> _INSTRUCTION_: Rewrite the items from the start through the line containing "bar [408, 536, 496, 557]", changing every "x-tick-label" to "axis-tick-label" and leaving everything else as it is.

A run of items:
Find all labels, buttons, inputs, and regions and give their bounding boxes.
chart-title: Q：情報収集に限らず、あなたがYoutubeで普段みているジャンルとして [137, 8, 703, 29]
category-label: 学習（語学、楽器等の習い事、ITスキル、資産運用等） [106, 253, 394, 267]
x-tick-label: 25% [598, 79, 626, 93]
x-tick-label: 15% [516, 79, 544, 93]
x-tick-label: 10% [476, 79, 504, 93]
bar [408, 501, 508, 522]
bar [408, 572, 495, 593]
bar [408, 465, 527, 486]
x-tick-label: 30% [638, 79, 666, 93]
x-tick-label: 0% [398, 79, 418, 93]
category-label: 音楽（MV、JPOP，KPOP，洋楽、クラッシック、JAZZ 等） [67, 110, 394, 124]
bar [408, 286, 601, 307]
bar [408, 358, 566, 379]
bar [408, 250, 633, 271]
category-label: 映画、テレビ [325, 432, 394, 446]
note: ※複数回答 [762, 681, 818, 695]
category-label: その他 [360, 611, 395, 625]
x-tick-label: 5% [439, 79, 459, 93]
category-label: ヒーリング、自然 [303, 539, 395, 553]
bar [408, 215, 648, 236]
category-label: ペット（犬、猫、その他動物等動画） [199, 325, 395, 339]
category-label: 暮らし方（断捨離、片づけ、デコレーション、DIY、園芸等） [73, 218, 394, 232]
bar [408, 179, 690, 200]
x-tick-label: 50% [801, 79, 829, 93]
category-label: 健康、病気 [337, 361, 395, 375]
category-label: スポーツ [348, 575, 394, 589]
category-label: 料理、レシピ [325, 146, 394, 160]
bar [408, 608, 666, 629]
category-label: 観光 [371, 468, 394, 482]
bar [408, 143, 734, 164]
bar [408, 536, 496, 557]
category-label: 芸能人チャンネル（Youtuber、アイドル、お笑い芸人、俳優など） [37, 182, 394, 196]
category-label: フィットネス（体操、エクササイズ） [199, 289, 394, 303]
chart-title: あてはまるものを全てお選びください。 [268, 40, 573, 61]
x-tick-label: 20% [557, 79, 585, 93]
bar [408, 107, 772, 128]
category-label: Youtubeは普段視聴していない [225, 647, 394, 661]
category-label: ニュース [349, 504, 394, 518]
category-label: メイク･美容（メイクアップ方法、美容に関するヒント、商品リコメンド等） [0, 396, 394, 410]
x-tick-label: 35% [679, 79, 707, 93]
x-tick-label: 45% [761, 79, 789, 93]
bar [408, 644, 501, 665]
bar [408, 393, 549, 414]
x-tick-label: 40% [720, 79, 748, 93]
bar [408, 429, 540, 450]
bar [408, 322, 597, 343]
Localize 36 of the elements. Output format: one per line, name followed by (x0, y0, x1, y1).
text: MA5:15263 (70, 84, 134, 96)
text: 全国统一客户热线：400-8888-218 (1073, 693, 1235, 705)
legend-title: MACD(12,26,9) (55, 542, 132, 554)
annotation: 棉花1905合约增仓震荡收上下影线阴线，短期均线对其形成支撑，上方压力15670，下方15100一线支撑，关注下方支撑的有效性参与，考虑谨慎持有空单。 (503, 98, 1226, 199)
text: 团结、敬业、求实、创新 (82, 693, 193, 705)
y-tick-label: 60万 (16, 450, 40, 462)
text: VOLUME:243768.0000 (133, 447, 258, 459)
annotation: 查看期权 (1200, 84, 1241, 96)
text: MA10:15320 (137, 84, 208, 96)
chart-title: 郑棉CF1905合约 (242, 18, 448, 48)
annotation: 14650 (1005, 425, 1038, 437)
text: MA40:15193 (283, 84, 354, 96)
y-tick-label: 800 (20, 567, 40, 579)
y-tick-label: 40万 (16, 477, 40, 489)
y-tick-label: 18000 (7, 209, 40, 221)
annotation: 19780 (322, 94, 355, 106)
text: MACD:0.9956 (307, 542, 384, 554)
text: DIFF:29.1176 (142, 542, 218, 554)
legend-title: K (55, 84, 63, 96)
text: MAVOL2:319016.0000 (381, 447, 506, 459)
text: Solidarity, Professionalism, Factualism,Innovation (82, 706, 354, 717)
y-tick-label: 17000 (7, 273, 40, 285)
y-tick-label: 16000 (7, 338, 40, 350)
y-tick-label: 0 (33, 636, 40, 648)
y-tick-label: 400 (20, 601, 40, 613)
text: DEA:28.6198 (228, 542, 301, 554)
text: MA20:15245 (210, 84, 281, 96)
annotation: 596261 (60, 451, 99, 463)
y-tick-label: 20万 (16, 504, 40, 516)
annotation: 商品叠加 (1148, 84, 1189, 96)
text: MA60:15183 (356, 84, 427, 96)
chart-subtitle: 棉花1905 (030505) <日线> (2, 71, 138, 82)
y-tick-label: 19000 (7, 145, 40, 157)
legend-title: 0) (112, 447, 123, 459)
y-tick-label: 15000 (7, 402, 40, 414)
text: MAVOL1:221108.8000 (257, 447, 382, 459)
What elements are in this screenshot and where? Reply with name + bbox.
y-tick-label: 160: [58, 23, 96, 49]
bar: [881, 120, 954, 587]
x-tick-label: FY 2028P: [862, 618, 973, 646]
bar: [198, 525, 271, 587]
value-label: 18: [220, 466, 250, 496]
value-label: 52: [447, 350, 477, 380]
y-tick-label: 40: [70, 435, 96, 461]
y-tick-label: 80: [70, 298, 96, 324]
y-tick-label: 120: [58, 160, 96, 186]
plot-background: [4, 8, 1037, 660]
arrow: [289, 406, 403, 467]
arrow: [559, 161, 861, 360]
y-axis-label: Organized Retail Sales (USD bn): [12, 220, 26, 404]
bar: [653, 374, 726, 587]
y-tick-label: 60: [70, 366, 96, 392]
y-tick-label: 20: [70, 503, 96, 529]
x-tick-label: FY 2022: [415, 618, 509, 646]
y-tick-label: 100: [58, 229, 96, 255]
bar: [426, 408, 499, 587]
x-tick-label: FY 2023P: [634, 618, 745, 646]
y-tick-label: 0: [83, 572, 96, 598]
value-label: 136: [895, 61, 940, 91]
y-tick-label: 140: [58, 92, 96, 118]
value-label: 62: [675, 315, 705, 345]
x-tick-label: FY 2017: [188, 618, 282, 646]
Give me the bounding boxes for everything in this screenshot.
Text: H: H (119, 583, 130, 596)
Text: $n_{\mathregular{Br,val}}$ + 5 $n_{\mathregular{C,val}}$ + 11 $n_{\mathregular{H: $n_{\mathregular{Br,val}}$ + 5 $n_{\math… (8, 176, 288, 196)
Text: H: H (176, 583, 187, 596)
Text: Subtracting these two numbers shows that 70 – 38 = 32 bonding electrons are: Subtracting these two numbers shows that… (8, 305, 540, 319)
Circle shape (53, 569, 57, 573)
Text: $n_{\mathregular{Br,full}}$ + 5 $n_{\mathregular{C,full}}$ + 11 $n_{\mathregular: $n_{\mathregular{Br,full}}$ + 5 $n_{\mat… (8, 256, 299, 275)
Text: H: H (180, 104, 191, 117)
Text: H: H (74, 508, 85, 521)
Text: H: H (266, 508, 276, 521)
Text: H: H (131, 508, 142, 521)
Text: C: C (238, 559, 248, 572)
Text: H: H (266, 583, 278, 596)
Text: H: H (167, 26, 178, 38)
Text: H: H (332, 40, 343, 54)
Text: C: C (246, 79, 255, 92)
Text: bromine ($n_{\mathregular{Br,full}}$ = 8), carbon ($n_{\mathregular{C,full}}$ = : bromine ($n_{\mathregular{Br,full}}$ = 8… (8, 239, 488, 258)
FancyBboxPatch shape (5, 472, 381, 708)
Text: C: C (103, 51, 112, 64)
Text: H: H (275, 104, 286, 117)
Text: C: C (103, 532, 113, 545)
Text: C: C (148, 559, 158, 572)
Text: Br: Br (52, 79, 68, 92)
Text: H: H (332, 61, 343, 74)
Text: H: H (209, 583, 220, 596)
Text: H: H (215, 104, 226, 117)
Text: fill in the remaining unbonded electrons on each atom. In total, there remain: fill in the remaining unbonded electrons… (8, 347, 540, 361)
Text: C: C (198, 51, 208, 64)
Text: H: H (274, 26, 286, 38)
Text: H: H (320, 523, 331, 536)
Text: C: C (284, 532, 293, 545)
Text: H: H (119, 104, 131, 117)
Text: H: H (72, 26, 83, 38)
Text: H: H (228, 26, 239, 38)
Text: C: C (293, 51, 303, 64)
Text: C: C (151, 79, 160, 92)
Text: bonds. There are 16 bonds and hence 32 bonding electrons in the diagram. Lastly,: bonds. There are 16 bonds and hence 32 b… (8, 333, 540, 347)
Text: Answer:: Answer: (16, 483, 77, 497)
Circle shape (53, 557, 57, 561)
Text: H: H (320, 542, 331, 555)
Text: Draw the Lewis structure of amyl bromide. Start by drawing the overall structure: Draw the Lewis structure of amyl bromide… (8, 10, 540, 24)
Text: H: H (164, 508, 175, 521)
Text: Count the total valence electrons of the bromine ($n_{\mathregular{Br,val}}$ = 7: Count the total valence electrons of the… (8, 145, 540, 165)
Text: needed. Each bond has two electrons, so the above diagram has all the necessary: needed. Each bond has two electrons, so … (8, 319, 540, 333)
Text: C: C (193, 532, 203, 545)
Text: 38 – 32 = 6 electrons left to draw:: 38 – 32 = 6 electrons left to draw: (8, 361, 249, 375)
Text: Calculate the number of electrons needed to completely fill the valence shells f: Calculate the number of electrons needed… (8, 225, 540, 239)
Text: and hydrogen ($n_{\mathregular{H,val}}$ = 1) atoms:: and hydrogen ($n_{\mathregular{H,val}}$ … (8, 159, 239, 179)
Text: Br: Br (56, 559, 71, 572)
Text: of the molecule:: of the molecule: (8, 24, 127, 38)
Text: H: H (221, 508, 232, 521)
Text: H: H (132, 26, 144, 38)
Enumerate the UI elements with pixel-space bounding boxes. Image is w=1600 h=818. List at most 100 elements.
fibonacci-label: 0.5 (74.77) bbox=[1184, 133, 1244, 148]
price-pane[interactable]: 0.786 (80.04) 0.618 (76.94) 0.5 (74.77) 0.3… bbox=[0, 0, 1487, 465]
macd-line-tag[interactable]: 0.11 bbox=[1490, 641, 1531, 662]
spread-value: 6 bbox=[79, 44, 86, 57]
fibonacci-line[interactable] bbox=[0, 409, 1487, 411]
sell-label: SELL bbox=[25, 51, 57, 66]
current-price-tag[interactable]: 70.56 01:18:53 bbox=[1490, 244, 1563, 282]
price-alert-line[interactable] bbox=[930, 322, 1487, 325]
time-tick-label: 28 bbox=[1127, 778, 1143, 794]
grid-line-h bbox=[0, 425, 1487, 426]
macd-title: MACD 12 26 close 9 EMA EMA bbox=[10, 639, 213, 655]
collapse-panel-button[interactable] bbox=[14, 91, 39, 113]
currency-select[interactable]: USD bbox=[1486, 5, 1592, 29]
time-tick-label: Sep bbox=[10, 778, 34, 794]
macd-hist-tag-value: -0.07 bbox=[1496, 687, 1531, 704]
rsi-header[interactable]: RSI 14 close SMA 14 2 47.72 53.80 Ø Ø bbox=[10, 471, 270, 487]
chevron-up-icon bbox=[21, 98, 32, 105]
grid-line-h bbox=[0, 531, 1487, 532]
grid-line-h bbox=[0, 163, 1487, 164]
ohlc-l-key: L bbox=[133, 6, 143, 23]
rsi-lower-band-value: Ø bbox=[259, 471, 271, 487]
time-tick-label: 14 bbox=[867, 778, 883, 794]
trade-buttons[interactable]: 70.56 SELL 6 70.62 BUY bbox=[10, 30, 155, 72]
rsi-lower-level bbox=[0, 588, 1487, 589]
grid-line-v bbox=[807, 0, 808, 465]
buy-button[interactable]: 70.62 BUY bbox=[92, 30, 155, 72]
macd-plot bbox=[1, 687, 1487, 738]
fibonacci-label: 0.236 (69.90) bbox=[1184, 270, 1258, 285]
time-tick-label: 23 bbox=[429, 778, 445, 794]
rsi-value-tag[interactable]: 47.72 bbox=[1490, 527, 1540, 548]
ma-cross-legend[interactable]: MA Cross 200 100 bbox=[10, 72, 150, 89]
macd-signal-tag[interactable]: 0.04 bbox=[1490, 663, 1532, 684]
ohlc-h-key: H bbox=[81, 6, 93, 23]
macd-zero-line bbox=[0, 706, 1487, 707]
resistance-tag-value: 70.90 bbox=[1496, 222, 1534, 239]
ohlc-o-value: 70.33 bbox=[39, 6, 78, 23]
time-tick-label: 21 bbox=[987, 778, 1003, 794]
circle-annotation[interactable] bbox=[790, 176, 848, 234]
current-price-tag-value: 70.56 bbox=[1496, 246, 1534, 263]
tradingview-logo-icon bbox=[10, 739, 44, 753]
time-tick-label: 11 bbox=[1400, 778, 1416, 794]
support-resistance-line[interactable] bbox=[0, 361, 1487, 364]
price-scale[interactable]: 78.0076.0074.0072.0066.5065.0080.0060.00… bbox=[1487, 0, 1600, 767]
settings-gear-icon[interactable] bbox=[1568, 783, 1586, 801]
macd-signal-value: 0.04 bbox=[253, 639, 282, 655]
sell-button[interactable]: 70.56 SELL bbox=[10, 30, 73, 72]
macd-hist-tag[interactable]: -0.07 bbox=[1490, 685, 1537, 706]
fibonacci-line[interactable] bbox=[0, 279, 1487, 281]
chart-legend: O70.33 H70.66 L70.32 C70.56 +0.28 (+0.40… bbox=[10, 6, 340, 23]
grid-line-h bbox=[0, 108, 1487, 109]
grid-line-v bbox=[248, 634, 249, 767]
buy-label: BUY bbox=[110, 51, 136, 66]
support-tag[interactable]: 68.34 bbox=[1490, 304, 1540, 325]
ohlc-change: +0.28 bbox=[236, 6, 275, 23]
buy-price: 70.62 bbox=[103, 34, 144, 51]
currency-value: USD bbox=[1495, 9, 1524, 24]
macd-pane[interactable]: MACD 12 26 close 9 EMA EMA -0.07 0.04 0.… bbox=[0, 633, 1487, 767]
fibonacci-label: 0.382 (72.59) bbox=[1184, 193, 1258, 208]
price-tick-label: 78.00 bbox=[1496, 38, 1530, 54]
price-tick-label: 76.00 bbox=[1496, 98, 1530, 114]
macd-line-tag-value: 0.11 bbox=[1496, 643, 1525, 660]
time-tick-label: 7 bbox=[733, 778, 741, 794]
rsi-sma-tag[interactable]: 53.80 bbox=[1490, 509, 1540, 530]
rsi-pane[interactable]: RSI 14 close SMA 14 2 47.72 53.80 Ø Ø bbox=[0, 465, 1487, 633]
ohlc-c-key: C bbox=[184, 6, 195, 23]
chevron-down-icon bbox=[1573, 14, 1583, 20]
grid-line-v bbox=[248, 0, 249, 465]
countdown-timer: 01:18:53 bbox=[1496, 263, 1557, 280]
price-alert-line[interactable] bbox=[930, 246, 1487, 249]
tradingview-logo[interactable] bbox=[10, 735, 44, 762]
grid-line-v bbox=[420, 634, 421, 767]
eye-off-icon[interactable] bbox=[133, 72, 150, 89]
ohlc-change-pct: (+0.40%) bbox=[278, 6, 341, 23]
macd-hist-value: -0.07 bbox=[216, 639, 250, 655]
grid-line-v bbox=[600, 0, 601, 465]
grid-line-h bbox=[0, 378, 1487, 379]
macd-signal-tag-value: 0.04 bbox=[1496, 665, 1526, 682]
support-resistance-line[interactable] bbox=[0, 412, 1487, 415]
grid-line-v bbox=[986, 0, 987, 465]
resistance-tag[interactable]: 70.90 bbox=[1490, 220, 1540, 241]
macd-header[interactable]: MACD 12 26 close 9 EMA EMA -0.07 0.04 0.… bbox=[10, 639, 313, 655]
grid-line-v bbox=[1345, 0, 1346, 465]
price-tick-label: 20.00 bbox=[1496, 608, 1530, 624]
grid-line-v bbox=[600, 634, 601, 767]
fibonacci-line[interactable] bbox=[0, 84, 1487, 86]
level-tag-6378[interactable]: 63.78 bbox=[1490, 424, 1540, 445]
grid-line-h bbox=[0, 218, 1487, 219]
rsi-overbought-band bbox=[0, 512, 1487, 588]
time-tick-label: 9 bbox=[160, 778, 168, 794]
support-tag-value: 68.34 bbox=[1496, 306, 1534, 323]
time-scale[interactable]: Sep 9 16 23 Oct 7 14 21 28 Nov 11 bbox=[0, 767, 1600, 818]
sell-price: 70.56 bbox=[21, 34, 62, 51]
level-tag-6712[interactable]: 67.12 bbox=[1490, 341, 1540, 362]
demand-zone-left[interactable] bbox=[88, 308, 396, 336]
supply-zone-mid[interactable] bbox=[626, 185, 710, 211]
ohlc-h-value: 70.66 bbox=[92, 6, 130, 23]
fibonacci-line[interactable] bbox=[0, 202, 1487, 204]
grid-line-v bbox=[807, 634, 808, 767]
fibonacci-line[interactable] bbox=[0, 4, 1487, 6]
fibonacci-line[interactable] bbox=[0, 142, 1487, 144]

> _TASK SOLUTION_:
Find all labels, buttons, inputs, and regions and give their bounding boxes.
chart-title: Q：情報収集に限らず、あなたがYoutubeで普段みているジャンルとして [137, 8, 703, 29]
category-label: 学習（語学、楽器等の習い事、ITスキル、資産運用等） [106, 253, 394, 267]
axis-tick-label: 25% [598, 79, 626, 93]
axis-tick-label: 15% [516, 79, 544, 93]
axis-tick-label: 10% [476, 79, 504, 93]
bar [408, 501, 508, 522]
bar [408, 572, 495, 593]
bar [408, 465, 527, 486]
axis-tick-label: 30% [638, 79, 666, 93]
axis-tick-label: 0% [398, 79, 418, 93]
category-label: 音楽（MV、JPOP，KPOP，洋楽、クラッシック、JAZZ 等） [67, 110, 394, 124]
bar [408, 286, 601, 307]
bar [408, 358, 566, 379]
bar [408, 250, 633, 271]
category-label: 映画、テレビ [325, 432, 394, 446]
note: ※複数回答 [762, 681, 818, 695]
category-label: その他 [360, 611, 395, 625]
axis-tick-label: 5% [439, 79, 459, 93]
category-label: ヒーリング、自然 [303, 539, 395, 553]
bar [408, 215, 648, 236]
category-label: ペット（犬、猫、その他動物等動画） [199, 325, 395, 339]
category-label: 暮らし方（断捨離、片づけ、デコレーション、DIY、園芸等） [73, 218, 394, 232]
bar [408, 179, 690, 200]
axis-tick-label: 50% [801, 79, 829, 93]
category-label: 健康、病気 [337, 361, 395, 375]
category-label: スポーツ [348, 575, 394, 589]
category-label: 料理、レシピ [325, 146, 394, 160]
bar [408, 608, 666, 629]
category-label: 観光 [371, 468, 394, 482]
bar [408, 143, 734, 164]
bar [408, 536, 496, 557]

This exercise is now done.